_YOUR INSTRUCTIONS_
Answer with a number only: how many lines of the data contain "this"?

** START DATA SUPPLIED **

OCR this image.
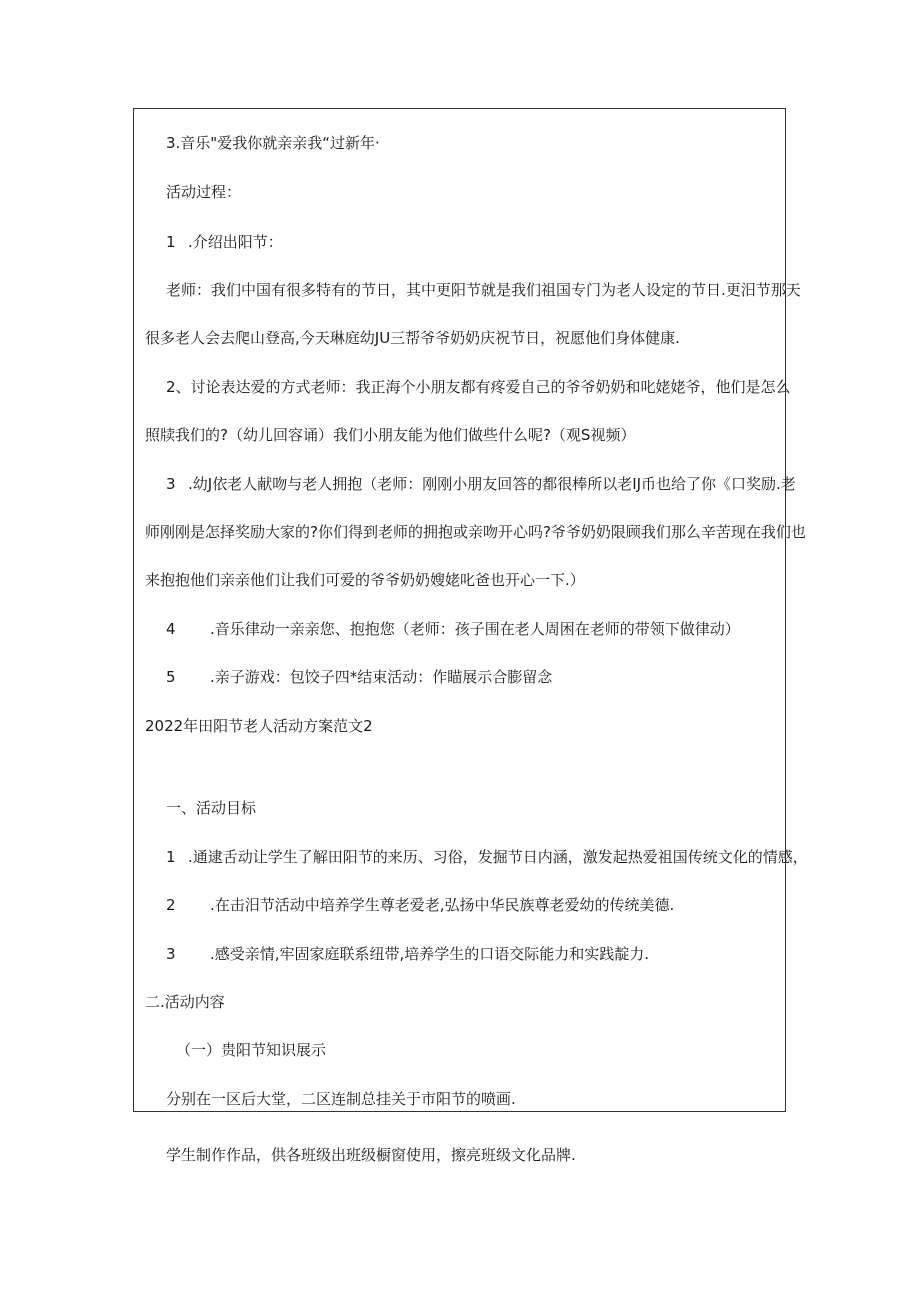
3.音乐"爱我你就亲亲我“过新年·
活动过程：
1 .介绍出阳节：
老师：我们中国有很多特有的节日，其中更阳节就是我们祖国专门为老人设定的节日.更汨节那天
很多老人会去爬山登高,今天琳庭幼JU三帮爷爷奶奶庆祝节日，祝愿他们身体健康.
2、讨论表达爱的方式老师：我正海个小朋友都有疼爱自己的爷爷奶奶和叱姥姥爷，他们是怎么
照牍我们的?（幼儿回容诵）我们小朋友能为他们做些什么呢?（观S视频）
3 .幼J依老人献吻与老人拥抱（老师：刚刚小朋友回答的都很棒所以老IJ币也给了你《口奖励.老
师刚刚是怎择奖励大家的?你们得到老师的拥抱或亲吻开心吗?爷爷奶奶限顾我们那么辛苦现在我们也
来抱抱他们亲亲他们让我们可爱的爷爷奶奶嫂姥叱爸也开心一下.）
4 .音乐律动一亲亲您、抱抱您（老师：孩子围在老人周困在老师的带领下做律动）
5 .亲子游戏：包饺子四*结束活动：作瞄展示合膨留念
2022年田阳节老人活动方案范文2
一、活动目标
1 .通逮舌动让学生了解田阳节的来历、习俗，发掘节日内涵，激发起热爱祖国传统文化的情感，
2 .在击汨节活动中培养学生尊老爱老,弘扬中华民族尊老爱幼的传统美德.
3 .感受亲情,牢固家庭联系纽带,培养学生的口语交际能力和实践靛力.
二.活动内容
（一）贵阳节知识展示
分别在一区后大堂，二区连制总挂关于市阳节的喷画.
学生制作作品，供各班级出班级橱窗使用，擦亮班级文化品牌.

** END DATA SUPPLIED **
** START DATA SUPPLIED **

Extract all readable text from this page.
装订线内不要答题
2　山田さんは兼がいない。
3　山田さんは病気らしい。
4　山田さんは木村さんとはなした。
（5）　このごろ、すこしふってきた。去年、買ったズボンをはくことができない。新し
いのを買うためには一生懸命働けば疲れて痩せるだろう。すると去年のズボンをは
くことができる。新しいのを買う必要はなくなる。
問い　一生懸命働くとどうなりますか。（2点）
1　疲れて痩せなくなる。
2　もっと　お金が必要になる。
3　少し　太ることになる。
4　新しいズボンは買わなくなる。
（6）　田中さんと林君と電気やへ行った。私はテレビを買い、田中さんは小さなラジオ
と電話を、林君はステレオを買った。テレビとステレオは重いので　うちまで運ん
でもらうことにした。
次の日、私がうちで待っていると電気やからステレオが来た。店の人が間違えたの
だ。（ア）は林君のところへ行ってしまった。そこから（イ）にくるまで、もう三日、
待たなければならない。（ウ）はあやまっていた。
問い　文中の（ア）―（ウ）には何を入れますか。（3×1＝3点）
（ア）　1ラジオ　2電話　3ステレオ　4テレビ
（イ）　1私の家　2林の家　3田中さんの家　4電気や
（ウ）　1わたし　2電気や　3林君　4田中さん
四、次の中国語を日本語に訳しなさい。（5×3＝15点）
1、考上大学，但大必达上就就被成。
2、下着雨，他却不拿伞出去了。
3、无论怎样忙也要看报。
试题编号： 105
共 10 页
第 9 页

** END DATA SUPPLIED **
** START DATA SUPPLIED **

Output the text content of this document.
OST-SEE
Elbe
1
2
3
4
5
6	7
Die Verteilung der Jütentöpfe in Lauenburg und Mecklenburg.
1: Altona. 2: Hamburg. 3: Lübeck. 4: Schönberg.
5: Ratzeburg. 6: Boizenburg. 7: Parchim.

** END DATA SUPPLIED **

_SOLUTION TO THE PROBLEM_
3